* Task to carry out
Copy out the entries below precisely; nothing is to be omitted.

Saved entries
--- --- ---
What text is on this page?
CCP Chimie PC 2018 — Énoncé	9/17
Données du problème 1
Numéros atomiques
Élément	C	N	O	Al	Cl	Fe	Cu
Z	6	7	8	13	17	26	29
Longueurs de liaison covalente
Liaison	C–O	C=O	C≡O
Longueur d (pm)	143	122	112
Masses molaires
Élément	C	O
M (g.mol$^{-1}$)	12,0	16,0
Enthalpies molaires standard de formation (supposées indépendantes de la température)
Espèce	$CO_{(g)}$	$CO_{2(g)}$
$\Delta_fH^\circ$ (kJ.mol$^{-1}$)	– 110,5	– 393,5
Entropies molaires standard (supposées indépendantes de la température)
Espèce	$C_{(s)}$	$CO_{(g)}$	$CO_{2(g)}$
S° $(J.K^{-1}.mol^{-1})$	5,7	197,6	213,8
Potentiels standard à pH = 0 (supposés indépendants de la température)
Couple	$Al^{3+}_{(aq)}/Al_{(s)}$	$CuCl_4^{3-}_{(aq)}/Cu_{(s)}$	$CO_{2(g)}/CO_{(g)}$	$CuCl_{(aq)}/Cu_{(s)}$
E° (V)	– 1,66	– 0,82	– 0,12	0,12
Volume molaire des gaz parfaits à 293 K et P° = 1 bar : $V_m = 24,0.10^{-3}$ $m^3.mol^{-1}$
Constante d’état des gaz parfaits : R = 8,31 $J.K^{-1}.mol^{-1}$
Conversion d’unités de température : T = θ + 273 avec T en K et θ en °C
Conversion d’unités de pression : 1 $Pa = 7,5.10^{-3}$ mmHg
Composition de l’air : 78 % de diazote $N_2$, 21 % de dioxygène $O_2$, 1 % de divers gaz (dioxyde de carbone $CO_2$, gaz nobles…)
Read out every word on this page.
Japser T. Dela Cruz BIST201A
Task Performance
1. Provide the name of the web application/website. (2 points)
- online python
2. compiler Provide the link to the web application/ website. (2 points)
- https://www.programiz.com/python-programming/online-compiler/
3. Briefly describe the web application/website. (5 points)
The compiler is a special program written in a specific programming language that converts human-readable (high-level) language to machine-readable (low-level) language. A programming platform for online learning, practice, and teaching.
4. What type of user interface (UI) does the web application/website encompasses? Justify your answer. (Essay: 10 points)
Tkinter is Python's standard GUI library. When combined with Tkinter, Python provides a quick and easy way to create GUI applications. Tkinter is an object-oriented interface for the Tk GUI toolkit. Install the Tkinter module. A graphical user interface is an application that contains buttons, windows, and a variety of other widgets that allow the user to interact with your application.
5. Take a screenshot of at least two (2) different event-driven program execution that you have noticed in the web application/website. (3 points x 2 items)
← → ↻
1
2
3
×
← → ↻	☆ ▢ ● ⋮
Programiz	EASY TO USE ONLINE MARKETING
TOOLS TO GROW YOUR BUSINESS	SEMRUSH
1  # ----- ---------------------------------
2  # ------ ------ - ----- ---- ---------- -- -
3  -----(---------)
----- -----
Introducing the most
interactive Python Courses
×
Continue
--- --- ---
* Worked answer
What text is on this page?
CCP Chimie PC 2018 — Énoncé	9/17
Données du problème 1
Numéros atomiques
Élément	C	N	O	Al	Cl	Fe	Cu
Z	6	7	8	13	17	26	29
Longueurs de liaison covalente
Liaison	C–O	C=O	C≡O
Longueur d (pm)	143	122	112
Masses molaires
Élément	C	O
M (g.mol$^{-1}$)	12,0	16,0
Enthalpies molaires standard de formation (supposées indépendantes de la température)
Espèce	$CO_{(g)}$	$CO_{2(g)}$
$\Delta_fH^\circ$ (kJ.mol$^{-1}$)	– 110,5	– 393,5
Entropies molaires standard (supposées indépendantes de la température)
Espèce	$C_{(s)}$	$CO_{(g)}$	$CO_{2(g)}$
S° $(J.K^{-1}.mol^{-1})$	5,7	197,6	213,8
Potentiels standard à pH = 0 (supposés indépendants de la température)
Couple	$Al^{3+}_{(aq)}/Al_{(s)}$	$CuCl_4^{3-}_{(aq)}/Cu_{(s)}$	$CO_{2(g)}/CO_{(g)}$	$CuCl_{(aq)}/Cu_{(s)}$
E° (V)	– 1,66	– 0,82	– 0,12	0,12
Volume molaire des gaz parfaits à 293 K et P° = 1 bar : $V_m = 24,0.10^{-3}$ $m^3.mol^{-1}$
Constante d’état des gaz parfaits : R = 8,31 $J.K^{-1}.mol^{-1}$
Conversion d’unités de température : T = θ + 273 avec T en K et θ en °C
Conversion d’unités de pression : 1 $Pa = 7,5.10^{-3}$ mmHg
Composition de l’air : 78 % de diazote $N_2$, 21 % de dioxygène $O_2$, 1 % de divers gaz (dioxyde de carbone $CO_2$, gaz nobles…)
Read out every word on this page.
Japser T. Dela Cruz BIST201A
Task Performance
1. Provide the name of the web application/website. (2 points)
- online python
2. compiler Provide the link to the web application/ website. (2 points)
- https://www.programiz.com/python-programming/online-compiler/
3. Briefly describe the web application/website. (5 points)
The compiler is a special program written in a specific programming language that converts human-readable (high-level) language to machine-readable (low-level) language. A programming platform for online learning, practice, and teaching.
4. What type of user interface (UI) does the web application/website encompasses? Justify your answer. (Essay: 10 points)
Tkinter is Python's standard GUI library. When combined with Tkinter, Python provides a quick and easy way to create GUI applications. Tkinter is an object-oriented interface for the Tk GUI toolkit. Install the Tkinter module. A graphical user interface is an application that contains buttons, windows, and a variety of other widgets that allow the user to interact with your application.
5. Take a screenshot of at least two (2) different event-driven program execution that you have noticed in the web application/website. (3 points x 2 items)
← → ↻
1
2
3
×
← → ↻	☆ ▢ ● ⋮
Programiz	EASY TO USE ONLINE MARKETING
TOOLS TO GROW YOUR BUSINESS	SEMRUSH
1  # ----- ---------------------------------
2  # ------ ------ - ----- ---- ---------- -- -
3  -----(---------)
----- -----
Introducing the most
interactive Python Courses
×
Continue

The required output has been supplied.